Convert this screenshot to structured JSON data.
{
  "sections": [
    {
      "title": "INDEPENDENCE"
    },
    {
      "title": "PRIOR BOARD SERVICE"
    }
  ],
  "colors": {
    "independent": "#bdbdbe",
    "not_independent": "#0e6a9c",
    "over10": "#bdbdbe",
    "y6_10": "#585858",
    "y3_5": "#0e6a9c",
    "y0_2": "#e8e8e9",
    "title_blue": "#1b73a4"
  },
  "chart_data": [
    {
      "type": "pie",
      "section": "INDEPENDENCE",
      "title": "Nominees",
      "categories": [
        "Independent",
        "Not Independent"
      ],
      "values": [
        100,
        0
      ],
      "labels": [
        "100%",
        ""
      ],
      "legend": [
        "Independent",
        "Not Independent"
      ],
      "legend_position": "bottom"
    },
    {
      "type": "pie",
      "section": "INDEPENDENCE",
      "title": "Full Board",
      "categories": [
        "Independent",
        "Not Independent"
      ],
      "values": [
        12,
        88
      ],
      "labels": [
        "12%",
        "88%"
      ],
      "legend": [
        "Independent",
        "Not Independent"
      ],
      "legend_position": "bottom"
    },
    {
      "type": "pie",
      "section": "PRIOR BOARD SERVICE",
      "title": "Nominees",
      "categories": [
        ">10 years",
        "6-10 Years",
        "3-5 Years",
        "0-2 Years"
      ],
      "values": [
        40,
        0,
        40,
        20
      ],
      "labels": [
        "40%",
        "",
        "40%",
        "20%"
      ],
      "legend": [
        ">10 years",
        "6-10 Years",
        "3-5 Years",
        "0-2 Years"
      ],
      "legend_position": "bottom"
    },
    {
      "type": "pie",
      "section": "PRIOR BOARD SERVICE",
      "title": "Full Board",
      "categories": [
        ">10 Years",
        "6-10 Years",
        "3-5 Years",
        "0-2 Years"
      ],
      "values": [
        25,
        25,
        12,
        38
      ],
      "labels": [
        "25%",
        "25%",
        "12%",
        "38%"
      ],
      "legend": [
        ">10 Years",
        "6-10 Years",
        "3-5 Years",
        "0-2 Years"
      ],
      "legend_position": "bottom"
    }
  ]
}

★ ★ ★ ★ ★

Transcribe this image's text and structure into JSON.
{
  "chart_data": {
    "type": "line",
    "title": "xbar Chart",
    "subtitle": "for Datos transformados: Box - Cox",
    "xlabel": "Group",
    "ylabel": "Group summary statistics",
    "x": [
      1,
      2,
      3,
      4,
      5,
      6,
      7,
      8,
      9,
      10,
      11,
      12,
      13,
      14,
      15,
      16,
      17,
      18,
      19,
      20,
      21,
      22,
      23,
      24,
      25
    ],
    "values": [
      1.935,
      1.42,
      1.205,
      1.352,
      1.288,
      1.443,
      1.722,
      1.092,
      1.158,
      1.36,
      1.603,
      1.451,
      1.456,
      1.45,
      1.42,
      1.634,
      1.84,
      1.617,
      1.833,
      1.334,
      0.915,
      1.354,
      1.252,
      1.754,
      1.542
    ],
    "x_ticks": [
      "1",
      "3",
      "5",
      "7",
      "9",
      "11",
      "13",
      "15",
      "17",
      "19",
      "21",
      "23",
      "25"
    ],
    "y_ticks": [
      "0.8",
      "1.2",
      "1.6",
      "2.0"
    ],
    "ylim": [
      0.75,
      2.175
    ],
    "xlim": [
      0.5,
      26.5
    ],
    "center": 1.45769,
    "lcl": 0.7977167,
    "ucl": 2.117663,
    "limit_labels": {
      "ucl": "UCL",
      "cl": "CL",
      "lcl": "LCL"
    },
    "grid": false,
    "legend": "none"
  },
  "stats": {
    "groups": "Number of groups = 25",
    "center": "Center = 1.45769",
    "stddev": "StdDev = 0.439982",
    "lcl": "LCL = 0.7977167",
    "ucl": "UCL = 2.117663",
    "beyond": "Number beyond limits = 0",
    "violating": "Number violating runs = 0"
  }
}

★ ★ ★ ★ ★

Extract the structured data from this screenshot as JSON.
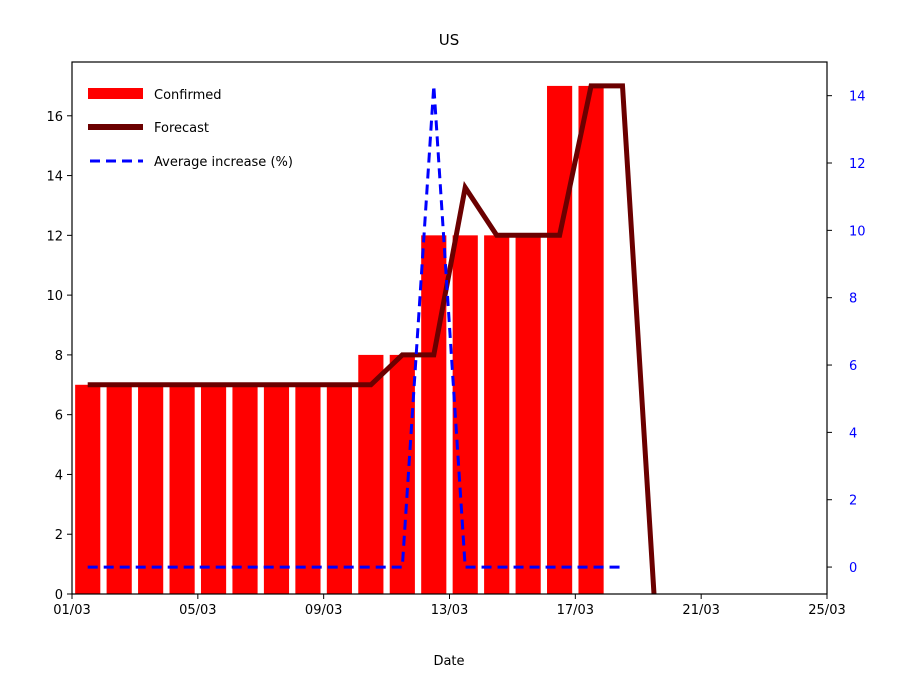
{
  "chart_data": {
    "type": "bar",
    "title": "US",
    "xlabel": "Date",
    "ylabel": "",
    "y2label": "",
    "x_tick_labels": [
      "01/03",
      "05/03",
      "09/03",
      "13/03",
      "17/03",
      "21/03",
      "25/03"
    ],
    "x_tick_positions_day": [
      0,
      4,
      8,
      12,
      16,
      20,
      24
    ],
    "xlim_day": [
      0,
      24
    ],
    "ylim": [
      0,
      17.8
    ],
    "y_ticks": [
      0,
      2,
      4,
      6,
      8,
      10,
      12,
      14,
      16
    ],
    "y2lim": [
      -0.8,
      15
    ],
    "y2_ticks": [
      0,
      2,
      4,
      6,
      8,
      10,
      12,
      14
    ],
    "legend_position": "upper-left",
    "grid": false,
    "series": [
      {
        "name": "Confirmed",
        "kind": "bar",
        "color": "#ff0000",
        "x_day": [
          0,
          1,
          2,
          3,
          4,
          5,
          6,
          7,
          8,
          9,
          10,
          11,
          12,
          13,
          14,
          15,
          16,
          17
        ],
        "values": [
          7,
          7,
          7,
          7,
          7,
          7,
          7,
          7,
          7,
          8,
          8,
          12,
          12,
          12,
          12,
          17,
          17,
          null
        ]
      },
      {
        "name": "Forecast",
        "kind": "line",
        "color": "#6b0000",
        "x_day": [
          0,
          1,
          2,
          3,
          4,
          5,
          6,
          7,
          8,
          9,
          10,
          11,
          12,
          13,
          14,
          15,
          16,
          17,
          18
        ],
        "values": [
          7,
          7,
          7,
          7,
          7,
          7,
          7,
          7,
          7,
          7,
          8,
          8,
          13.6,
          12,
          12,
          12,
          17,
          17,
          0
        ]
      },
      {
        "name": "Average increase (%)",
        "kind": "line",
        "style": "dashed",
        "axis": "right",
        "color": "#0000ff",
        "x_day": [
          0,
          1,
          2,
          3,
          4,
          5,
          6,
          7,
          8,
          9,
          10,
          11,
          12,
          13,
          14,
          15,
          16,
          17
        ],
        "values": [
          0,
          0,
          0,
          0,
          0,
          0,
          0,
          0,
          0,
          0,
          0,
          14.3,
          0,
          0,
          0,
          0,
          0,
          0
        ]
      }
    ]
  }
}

★ ★ ★ ★ ★

Directions for this task:
Go through the data and gather every line that holds "JSON".

Written answer:
Convert this screenshot to structured JSON data.
Transcribe this image's text and structure into JSON.
Extract the structured data from this screenshot as JSON.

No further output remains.